Raw records
• • • • •

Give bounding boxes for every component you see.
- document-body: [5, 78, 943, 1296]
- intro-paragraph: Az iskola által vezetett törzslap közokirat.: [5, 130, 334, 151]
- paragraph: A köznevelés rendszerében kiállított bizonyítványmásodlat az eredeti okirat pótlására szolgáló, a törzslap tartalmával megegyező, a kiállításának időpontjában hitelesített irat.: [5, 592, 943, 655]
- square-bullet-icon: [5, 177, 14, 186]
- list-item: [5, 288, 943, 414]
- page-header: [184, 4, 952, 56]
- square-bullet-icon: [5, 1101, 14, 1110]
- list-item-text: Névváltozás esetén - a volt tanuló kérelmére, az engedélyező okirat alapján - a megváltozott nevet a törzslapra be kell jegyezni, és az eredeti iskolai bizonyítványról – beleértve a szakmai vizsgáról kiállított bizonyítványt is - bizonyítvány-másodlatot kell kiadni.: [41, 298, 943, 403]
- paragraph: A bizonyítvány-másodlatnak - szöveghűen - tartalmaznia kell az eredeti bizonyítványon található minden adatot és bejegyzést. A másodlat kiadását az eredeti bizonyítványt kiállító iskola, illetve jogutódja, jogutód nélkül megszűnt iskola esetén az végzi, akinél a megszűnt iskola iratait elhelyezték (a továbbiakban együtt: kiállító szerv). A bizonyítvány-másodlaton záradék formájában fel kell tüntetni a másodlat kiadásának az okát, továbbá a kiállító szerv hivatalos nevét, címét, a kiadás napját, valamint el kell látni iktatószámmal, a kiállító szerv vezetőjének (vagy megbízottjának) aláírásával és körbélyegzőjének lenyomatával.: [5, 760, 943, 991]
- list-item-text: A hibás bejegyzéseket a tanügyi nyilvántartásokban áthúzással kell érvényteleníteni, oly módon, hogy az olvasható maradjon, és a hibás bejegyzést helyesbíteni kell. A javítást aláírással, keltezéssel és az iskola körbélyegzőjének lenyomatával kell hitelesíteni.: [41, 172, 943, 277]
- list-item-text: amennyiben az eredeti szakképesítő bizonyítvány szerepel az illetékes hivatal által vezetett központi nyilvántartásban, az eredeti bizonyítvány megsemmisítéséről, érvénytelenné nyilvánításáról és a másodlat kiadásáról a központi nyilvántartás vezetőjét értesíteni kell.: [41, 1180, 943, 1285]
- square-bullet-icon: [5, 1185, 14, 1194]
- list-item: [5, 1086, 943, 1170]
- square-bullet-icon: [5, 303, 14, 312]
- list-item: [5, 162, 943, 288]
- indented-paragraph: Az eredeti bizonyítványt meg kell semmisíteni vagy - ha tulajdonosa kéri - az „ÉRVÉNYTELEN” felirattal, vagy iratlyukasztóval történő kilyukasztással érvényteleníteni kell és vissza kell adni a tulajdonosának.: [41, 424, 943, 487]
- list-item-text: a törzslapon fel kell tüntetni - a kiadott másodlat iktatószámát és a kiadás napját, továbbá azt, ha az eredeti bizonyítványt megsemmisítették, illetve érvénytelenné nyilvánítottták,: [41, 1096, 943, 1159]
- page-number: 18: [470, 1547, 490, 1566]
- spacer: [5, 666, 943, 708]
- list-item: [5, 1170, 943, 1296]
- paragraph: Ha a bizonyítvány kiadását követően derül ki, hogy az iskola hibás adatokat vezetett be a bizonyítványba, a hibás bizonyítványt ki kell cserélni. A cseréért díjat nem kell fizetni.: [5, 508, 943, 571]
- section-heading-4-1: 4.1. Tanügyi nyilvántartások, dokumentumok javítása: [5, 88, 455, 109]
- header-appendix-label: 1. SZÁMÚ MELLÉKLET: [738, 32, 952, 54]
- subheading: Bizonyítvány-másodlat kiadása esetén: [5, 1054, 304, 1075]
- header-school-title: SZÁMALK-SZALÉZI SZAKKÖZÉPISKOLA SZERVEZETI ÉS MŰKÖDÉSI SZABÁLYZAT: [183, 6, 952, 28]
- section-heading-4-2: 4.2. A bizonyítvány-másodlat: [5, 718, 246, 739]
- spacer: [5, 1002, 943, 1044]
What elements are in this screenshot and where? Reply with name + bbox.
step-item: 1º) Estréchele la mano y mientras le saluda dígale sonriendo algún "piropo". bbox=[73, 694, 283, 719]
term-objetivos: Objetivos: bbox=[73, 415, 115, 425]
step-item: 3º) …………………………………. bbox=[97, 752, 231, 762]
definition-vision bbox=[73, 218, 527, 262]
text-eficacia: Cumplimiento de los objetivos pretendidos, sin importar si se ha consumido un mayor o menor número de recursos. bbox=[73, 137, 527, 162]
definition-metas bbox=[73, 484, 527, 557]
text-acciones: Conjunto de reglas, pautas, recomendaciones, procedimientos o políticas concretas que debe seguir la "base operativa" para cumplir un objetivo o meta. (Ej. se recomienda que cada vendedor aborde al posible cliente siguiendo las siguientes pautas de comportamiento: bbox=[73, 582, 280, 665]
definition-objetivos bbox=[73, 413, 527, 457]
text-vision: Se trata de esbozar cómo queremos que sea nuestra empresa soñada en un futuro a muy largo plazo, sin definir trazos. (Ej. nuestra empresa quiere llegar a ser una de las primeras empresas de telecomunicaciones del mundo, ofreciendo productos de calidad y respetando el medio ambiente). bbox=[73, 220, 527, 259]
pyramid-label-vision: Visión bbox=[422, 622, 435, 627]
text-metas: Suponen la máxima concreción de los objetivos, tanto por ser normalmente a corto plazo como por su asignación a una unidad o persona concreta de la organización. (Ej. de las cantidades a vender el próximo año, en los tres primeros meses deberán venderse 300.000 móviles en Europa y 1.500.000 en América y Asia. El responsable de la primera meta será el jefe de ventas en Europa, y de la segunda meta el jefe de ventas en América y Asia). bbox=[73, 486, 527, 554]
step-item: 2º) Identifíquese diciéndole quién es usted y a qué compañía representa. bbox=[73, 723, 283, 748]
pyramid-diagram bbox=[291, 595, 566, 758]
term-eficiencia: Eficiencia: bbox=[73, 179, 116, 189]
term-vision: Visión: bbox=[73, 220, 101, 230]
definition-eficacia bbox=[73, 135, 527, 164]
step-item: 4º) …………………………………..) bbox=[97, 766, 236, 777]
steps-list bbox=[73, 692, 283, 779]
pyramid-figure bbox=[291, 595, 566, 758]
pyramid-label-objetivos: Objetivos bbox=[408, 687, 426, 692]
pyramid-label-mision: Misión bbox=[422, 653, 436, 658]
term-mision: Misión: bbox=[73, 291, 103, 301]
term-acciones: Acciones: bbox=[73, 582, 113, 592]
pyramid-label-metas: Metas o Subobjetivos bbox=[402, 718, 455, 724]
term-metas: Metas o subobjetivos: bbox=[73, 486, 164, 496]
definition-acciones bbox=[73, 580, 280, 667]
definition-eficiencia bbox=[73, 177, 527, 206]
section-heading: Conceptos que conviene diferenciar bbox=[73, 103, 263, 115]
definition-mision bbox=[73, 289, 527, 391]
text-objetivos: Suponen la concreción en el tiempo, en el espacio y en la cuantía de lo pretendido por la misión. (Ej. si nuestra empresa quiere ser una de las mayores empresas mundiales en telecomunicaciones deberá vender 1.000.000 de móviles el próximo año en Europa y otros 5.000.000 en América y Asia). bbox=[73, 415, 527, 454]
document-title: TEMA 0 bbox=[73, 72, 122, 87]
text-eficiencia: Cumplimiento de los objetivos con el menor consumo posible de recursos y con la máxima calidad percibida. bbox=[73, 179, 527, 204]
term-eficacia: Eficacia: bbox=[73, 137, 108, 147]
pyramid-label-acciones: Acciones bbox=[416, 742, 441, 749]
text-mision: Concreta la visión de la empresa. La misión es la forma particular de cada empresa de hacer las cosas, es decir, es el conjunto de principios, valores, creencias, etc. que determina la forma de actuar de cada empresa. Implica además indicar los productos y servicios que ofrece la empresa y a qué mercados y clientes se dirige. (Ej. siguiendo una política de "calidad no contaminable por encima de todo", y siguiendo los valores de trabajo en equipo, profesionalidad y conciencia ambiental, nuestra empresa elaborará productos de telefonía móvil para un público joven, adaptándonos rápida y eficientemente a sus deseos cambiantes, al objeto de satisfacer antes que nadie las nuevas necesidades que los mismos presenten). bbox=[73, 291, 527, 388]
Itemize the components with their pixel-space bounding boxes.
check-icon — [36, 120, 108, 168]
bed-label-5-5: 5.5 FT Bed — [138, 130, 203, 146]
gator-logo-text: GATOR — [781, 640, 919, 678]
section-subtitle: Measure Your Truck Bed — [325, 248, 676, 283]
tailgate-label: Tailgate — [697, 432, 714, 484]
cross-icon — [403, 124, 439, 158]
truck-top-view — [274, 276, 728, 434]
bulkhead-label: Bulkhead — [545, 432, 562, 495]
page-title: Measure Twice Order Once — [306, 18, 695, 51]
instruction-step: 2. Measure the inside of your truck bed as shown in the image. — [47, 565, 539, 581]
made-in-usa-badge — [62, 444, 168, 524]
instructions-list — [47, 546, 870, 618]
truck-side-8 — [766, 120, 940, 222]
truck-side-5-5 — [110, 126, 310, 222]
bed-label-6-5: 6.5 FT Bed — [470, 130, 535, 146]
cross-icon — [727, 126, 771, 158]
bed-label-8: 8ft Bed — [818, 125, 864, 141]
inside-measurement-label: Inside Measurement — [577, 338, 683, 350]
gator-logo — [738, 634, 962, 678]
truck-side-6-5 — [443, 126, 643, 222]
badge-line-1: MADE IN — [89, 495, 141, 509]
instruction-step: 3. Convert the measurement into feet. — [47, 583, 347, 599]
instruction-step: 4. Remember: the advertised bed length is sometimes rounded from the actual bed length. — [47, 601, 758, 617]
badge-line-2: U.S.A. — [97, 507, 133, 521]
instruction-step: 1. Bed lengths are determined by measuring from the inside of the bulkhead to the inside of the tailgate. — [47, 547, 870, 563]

• • • • •

[To be done] Put the data from its first line through the line containing "- list-item-text: Névváltozás" into a JSON list of strings, one string per line, with blank lines left out.

[Response for this exercise]
[
  "Give bounding boxes for every component you see.",
  "- document-body: [5, 78, 943, 1296]",
  "- intro-paragraph: Az iskola által vezetett törzslap közokirat.: [5, 130, 334, 151]",
  "- paragraph: A köznevelés rendszerében kiállított bizonyítványmásodlat az eredeti okirat pótlására szolgáló, a törzslap tartalmával megegyező, a kiállításának időpontjában hitelesített irat.: [5, 592, 943, 655]",
  "- square-bullet-icon: [5, 177, 14, 186]",
  "- list-item: [5, 288, 943, 414]",
  "- page-header: [184, 4, 952, 56]",
  "- square-bullet-icon: [5, 1101, 14, 1110]",
  "- list-item-text: Névváltozás esetén - a volt tanuló kérelmére, az engedélyező okirat alapján - a megváltozott nevet a törzslapra be kell jegyezni, és az eredeti iskolai bizonyítványról – beleértve a szakmai vizsgáról kiállított bizonyítványt is - bizonyítvány-másodlatot kell kiadni.: [41, 298, 943, 403]"
]